[START RECORDS TO PROCESS]

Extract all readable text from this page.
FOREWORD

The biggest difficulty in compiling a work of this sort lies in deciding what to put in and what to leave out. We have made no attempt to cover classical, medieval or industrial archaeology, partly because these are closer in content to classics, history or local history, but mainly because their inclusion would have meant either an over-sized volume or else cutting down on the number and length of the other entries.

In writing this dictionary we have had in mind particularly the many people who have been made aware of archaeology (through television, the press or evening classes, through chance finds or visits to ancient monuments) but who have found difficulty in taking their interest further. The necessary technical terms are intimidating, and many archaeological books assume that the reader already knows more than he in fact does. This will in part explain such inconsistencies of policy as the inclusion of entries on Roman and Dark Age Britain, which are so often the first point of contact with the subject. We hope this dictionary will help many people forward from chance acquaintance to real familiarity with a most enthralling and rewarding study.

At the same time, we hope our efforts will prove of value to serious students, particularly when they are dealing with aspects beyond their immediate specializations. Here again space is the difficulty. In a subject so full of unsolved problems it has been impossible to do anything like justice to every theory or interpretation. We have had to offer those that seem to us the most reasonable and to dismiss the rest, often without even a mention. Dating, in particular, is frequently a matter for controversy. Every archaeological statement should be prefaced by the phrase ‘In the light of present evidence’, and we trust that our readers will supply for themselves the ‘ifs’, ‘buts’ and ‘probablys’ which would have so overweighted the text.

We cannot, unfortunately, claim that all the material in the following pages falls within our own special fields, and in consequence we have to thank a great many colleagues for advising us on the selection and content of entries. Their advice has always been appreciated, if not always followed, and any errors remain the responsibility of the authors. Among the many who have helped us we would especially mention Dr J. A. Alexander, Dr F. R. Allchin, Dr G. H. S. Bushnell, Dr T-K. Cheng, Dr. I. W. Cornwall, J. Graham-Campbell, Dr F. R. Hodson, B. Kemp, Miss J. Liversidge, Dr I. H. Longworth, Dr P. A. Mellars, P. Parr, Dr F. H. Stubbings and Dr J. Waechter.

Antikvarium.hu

[END RECORDS TO PROCESS]

→ PROBLEM TO WORK ON
Repeat every line of the records above exactly.

→ SOLUTION BELOW
Extract all readable text from this page.
FOREWORD

The biggest difficulty in compiling a work of this sort lies in deciding what to put in and what to leave out. We have made no attempt to cover classical, medieval or industrial archaeology, partly because these are closer in content to classics, history or local history, but mainly because their inclusion would have meant either an over-sized volume or else cutting down on the number and length of the other entries.

In writing this dictionary we have had in mind particularly the many people who have been made aware of archaeology (through television, the press or evening classes, through chance finds or visits to ancient monuments) but who have found difficulty in taking their interest further. The necessary technical terms are intimidating, and many archaeological books assume that the reader already knows more than he in fact does. This will in part explain such inconsistencies of policy as the inclusion of entries on Roman and Dark Age Britain, which are so often the first point of contact with the subject. We hope this dictionary will help many people forward from chance acquaintance to real familiarity with a most enthralling and rewarding study.

At the same time, we hope our efforts will prove of value to serious students, particularly when they are dealing with aspects beyond their immediate specializations. Here again space is the difficulty. In a subject so full of unsolved problems it has been impossible to do anything like justice to every theory or interpretation. We have had to offer those that seem to us the most reasonable and to dismiss the rest, often without even a mention. Dating, in particular, is frequently a matter for controversy. Every archaeological statement should be prefaced by the phrase ‘In the light of present evidence’, and we trust that our readers will supply for themselves the ‘ifs’, ‘buts’ and ‘probablys’ which would have so overweighted the text.

We cannot, unfortunately, claim that all the material in the following pages falls within our own special fields, and in consequence we have to thank a great many colleagues for advising us on the selection and content of entries. Their advice has always been appreciated, if not always followed, and any errors remain the responsibility of the authors. Among the many who have helped us we would especially mention Dr J. A. Alexander, Dr F. R. Allchin, Dr G. H. S. Bushnell, Dr T-K. Cheng, Dr. I. W. Cornwall, J. Graham-Campbell, Dr F. R. Hodson, B. Kemp, Miss J. Liversidge, Dr I. H. Longworth, Dr P. A. Mellars, P. Parr, Dr F. H. Stubbings and Dr J. Waechter.

Antikvarium.hu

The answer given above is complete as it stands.